• [Travail demandé]:
1/ D'après le texte sur la région MENA reproduit plus bas, sur quoi les États du Golfe se concentrent-ils fortement dans le secteur des services ?
2/ Prolongez le texte sur la région MENA, présenté plus bas, à partir de sa dernière phrase.

• [Extrait à lire]:
· · ·

Les nouvelles technologies se répandent rapidement dans la région MENA. Divers pays ont également défini la numérisation comme un moteur essentiel de la croissance et de la prospérité. Les médias sociaux, les entreprises numériques et les start-ups stimulent déjà l’économie et offrent de nouvelles opportunités aux jeunes en particulier. Les États du Golfe se concentrent aussi fortement sur la numérisation dans le secteur des services, en créant des départements gouvernementaux et des centres de recherche sur l’intelligence artificielle.

La région du Moyen-Orient et de l’Afrique du Nord illustre de manière classique comment l’injustice énergétique ne peut être séparée d’autres maux sociaux, tels que les conflits, l’instabilité politique, les exclusions sociales et l’extrême vulnérabilité au changement climatique. La région MENA abrite certains des plus grands exportateurs de pétrole et de gaz naturel au monde. Toutefois, malgré ses vastes réserves de pétrole et de gaz, elle abrite également une part importante des personnes les plus démunies sur le plan énergétique.

· · ·

• [Matériel extrait]:
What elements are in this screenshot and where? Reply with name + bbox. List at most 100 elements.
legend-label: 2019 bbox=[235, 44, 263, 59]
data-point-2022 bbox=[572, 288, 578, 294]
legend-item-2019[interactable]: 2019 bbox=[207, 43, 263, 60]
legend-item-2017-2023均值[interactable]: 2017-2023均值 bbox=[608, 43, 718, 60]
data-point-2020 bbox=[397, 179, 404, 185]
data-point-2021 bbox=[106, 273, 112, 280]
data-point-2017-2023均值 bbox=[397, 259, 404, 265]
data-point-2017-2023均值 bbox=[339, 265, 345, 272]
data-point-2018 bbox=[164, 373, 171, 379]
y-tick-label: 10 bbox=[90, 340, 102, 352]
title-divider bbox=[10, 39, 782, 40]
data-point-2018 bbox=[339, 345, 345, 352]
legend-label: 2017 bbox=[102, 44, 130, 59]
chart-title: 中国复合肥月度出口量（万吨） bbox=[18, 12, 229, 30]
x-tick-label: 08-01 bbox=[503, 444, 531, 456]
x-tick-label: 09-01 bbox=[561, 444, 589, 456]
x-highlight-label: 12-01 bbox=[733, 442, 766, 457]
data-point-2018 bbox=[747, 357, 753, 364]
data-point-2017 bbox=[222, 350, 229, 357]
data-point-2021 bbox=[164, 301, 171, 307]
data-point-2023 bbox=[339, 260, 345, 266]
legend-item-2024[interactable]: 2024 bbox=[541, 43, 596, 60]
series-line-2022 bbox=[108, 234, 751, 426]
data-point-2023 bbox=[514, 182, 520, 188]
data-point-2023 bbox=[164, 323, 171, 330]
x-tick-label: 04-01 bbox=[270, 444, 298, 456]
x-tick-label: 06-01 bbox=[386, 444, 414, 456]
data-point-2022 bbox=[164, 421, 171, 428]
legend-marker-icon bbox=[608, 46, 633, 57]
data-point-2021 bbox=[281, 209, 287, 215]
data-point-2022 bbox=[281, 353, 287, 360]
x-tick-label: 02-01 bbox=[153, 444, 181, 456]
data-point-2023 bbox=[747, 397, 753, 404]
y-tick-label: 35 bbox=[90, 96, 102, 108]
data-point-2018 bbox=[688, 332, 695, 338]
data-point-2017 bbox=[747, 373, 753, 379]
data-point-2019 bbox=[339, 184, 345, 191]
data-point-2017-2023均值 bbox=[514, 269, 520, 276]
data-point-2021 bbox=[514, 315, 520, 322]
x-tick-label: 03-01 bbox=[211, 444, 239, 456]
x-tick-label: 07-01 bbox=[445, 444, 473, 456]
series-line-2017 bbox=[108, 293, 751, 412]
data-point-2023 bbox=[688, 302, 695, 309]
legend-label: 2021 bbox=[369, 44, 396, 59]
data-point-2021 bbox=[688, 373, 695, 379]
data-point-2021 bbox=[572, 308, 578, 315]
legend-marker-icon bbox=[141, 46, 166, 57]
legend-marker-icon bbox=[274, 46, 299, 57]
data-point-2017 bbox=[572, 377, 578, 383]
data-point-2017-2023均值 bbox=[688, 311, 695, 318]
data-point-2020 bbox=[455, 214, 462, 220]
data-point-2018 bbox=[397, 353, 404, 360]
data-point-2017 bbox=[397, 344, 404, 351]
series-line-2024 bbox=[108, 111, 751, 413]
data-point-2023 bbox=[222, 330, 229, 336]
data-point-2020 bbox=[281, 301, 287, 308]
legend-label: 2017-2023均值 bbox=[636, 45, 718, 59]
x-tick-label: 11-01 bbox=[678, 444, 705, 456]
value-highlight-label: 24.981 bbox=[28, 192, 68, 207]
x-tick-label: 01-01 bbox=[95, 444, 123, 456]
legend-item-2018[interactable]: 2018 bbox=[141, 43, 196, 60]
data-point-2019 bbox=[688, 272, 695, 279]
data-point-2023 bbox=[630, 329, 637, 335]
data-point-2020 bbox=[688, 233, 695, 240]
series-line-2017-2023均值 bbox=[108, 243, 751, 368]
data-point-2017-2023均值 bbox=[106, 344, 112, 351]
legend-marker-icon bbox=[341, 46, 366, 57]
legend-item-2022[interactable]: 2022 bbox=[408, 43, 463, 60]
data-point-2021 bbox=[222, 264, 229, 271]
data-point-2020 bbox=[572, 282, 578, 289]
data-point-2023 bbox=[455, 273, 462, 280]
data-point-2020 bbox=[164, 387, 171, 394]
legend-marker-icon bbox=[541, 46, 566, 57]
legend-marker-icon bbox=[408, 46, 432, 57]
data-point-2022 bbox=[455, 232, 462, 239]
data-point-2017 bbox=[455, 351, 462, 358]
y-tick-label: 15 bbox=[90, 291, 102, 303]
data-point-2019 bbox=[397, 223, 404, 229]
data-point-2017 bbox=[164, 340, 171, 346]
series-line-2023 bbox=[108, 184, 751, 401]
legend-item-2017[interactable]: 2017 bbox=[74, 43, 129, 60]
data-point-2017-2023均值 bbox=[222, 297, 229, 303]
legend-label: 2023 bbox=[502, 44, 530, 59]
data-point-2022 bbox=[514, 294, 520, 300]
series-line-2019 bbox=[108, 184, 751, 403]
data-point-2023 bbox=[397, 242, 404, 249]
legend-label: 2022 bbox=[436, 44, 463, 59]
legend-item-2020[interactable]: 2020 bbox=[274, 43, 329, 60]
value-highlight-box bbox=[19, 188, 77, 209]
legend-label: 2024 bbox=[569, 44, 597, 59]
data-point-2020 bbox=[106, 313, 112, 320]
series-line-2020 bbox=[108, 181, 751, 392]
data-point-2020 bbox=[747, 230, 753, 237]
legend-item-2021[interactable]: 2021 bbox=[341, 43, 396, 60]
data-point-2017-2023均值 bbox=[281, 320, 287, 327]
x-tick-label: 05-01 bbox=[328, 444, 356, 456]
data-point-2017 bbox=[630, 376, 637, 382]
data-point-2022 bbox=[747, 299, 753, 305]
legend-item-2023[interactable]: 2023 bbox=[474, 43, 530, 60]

· · ·

• [Réponses]:
1/ Sur la numérisation, en créant des départements gouvernementaux et des centres de recherche sur l'intelligence artificielle.

2/
Sur les 214,8 millions d’habitants de la région, environ 65 millions n’ont pas accès à l’électricité, tandis que 60 millions supplémentaires souffrent de pannes de courant prolongées et d’un manque d’approvisionnement. Il y a des dimensions divergentes de la pauvreté énergétique dans la région. Il est primordial d’œuvrer à développer la gouvernance visant à promouvoir la disponibilité, le caractère abordable et l’accessibilité de l’énergie durable, en particulier de l’électricité et des combustibles modernes, dans toute la région.

Perspectives économiques actuelles

La région Moyen-Orient et Afrique du Nord est l’une des plus touchées par la guerre Russie-Ukraine. Les perspectives de croissance économique se sont assombries au niveau mondial et dans la région du Moyen-Orient et de l’Afrique du Nord six mois après que le FMI, a publié ses précédentes prévisions semestrielles.

Le Fonds s’attend à ce que le PIB réel de la région MENA augmente de 5 % en 2022 et de 3,6 % en 2023, contre une croissance estimée à 5,8 % en 2021.Une croissance économique inégale est prévue entre les exportateurs et les importateurs de combustibles fossiles de la région dans le sillage des prix record du pétrole et du gaz et de la guerre Russie-Ukraine.

L’Arabie saoudite, par exemple, devrait connaître une croissance de 7,6 %, soit une hausse de 2,8 points de pourcentage par rapport aux prévisions du FMI en octobre 2021.Les prévisions pour 2022 pour l’Arabie saoudite reflètent “une production pétrolière plus élevée conformément à l’accord Opep+, renforcée par une croissance plus forte que prévu dans le secteur non pétrolier“, a déclaré le FMI.

Le PIB réel des Émirats arabes unis devrait croître de 4,2 % en 2022, contre une estimation de 2,3 % en 2021.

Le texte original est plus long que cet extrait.